Text provided >>
▬▬▬

Appeal, No. 578, Jan. T., 1970, from judgment of sentence of Court of Common Pleas, Trial Division, of Philadelphia, Nov. T., 1967, No. 235, in case of Commonwealth of Pennsylvania v. George B. Goins. Judgment of sentence reversed and new trial ordered.

COUNSEL

Louis Lipschitz, with him Julian F. King, for appellant.

Benjamin H. Levintow, Assistant District Attorney, with him Milton M. Stein, Assistant District Attorney, James D. Crawford, Deputy District Attorney, Richard A. Sprague, First Assistant District Attorney, and Arlen Specter, District Attorney, for Commonwealth, appellee.

Before Jones, C.j., Eagen, O'brien, Roberts, Pomeroy, Nix and Manderino, JJ.

Author: Nix

[ 457 Pa. Page 595]

OPINION BY MR. JUSTICE NIX.

This appeal again raises the ever-troublesome problem of the extent to which a court is permitted to comment on the evidence in its charge to the jury. We are satisfied that in this case, the trial court exceeded the permissible limits and that a new trial must be awarded.

▬▬▬

Data segment >>
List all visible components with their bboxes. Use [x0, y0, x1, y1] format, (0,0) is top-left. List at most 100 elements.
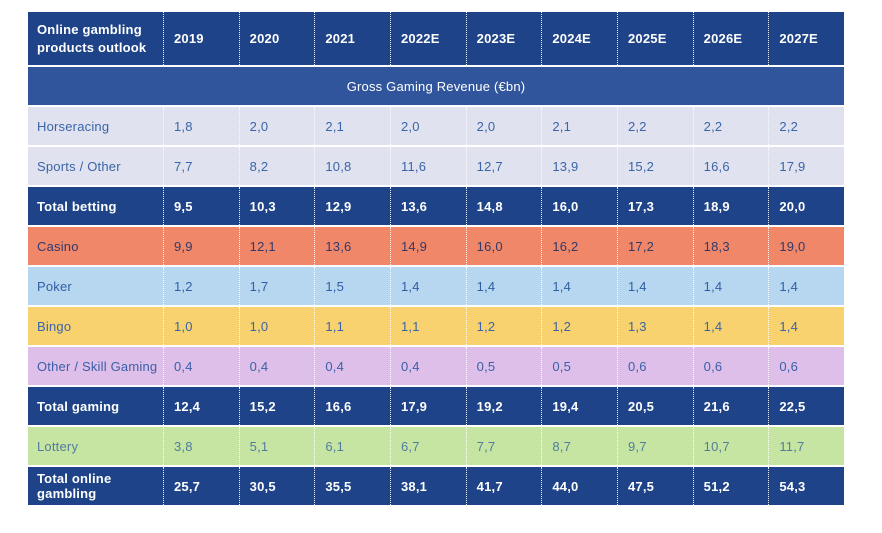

▬▬▬

What you are asked to do >>
Can you revise the court opinion between "Author: Nix" and "must be awarded.", inclusive, so that "recurring" replaces "ever-troublesome"? The data has nothing to do with the court opinion.

Reply >>
Author: Nix

[ 457 Pa. Page 595]

OPINION BY MR. JUSTICE NIX.

This appeal again raises the recurring problem of the extent to which a court is permitted to comment on the evidence in its charge to the jury. We are satisfied that in this case, the trial court exceeded the permissible limits and that a new trial must be awarded.